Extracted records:
========
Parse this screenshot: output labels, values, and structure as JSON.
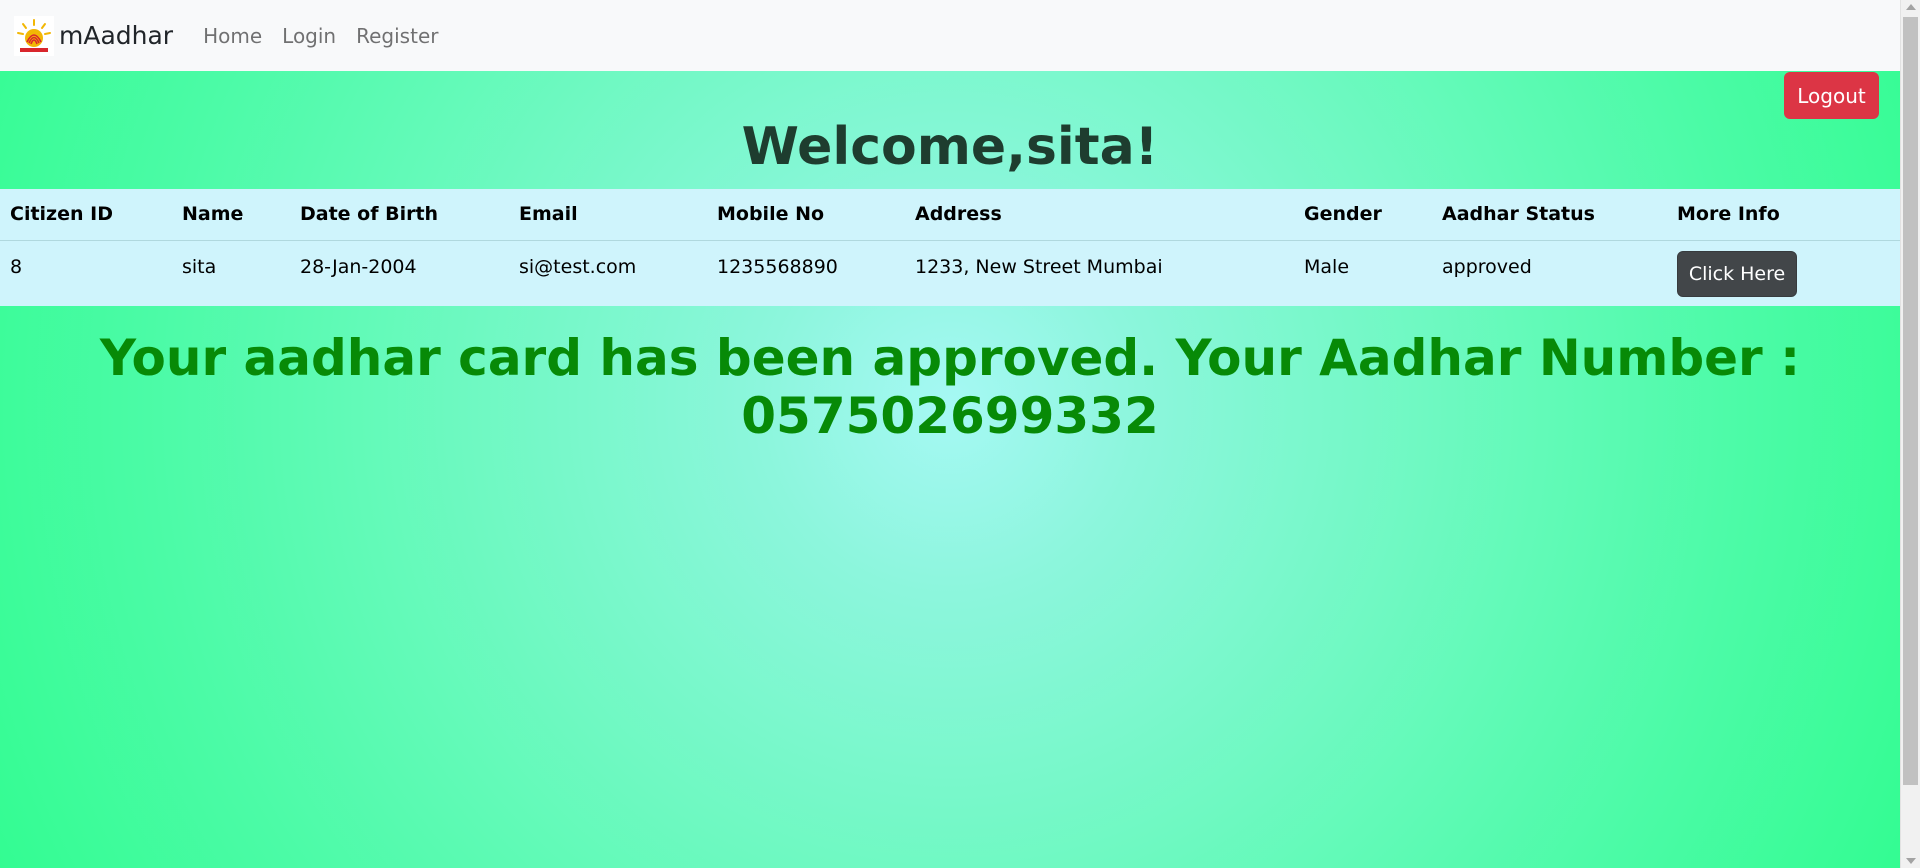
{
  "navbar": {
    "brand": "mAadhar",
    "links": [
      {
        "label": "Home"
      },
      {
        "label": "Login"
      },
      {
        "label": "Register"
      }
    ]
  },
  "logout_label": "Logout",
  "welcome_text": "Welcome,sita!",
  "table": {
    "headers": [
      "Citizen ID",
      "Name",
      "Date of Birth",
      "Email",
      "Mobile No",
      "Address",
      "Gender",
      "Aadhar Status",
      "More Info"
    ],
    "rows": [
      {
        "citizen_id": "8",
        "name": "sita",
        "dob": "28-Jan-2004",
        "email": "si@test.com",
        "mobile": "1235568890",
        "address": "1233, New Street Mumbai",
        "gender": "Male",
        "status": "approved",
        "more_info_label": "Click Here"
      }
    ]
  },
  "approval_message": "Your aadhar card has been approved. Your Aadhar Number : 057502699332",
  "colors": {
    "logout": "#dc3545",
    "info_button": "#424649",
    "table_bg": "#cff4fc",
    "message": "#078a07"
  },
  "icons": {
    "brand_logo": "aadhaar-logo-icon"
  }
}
========
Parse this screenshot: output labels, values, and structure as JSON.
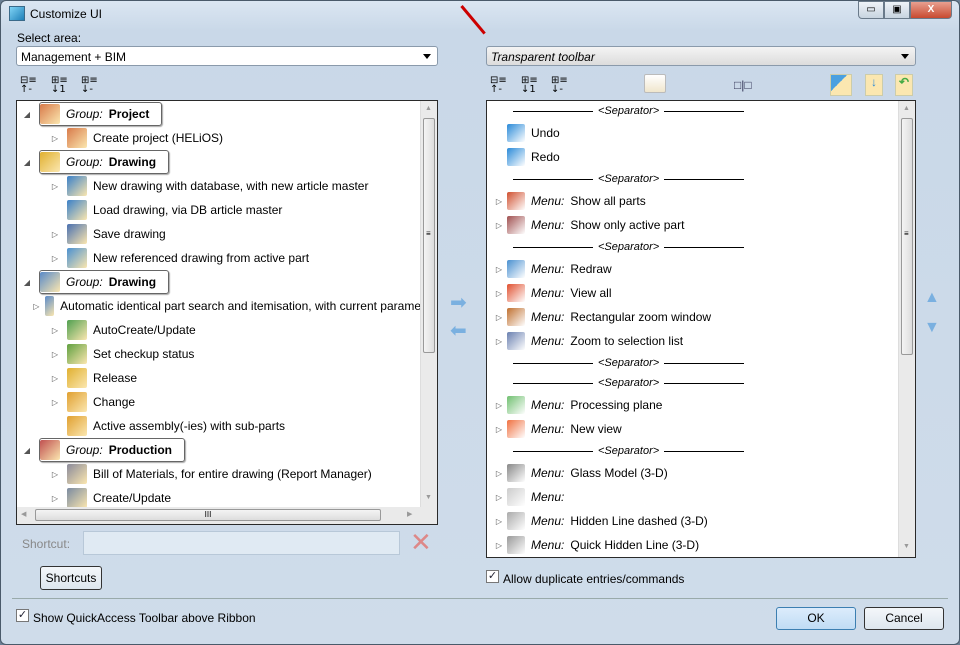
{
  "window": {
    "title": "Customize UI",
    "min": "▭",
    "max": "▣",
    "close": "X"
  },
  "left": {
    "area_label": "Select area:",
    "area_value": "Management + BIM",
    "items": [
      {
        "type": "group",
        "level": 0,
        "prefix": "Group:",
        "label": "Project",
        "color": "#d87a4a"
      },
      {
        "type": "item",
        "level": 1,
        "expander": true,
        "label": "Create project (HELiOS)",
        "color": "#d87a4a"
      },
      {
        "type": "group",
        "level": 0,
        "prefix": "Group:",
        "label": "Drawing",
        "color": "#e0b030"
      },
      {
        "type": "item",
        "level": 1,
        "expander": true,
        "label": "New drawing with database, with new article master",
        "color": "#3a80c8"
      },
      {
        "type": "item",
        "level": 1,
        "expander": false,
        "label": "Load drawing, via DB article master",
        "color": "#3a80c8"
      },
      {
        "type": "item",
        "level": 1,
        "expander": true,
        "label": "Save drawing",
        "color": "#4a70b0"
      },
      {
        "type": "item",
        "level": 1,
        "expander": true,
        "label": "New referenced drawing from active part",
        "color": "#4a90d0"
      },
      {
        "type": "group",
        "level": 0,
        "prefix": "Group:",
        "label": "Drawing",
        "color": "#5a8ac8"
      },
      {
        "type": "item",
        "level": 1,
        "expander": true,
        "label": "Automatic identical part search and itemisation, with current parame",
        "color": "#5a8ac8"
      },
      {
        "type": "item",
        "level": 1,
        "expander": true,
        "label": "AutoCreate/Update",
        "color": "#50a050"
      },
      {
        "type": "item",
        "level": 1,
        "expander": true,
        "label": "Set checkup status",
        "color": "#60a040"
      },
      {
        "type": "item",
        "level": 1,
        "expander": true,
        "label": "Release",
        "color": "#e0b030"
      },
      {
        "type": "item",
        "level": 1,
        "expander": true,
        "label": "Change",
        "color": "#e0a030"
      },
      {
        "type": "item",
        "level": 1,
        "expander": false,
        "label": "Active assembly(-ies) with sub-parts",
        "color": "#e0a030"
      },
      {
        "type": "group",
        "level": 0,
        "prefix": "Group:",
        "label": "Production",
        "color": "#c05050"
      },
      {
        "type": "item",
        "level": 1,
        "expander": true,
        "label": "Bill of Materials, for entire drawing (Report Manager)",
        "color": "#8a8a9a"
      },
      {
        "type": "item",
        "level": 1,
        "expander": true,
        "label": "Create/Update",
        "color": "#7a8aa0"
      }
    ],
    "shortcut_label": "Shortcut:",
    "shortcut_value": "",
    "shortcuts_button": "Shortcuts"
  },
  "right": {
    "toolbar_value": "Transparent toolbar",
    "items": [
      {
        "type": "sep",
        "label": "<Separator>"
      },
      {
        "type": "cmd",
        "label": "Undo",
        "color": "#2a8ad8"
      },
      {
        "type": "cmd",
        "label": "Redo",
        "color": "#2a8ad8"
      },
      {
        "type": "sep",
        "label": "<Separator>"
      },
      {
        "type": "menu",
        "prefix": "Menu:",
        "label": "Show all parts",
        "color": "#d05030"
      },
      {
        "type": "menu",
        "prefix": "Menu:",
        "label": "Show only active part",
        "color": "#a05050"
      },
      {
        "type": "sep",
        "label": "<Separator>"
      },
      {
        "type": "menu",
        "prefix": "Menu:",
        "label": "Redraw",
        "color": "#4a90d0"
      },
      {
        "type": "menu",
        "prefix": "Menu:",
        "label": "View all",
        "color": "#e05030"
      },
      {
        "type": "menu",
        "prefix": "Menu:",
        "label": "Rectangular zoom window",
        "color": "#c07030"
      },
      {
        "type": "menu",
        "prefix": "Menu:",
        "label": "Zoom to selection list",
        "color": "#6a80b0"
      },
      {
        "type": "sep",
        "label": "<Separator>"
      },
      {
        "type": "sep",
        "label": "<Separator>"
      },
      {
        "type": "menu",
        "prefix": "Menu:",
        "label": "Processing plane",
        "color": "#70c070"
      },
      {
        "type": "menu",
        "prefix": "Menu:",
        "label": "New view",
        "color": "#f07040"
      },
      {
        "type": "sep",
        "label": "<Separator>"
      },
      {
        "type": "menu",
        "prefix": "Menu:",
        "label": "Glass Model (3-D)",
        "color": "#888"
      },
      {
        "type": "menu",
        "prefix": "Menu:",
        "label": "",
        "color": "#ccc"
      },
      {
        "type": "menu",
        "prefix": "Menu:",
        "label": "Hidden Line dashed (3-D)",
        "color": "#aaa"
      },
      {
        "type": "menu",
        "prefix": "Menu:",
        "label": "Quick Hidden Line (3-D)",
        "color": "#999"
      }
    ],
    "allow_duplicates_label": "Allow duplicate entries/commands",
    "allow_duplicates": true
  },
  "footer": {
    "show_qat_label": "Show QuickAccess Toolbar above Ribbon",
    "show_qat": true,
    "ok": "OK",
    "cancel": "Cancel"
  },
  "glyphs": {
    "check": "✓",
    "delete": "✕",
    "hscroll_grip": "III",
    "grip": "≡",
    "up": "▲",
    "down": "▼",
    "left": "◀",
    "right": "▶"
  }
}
========
* What the task requires
Find the lines with the string "window" and reproduce them.

* Solution
  "window": {
        "label": "Rectangular zoom window",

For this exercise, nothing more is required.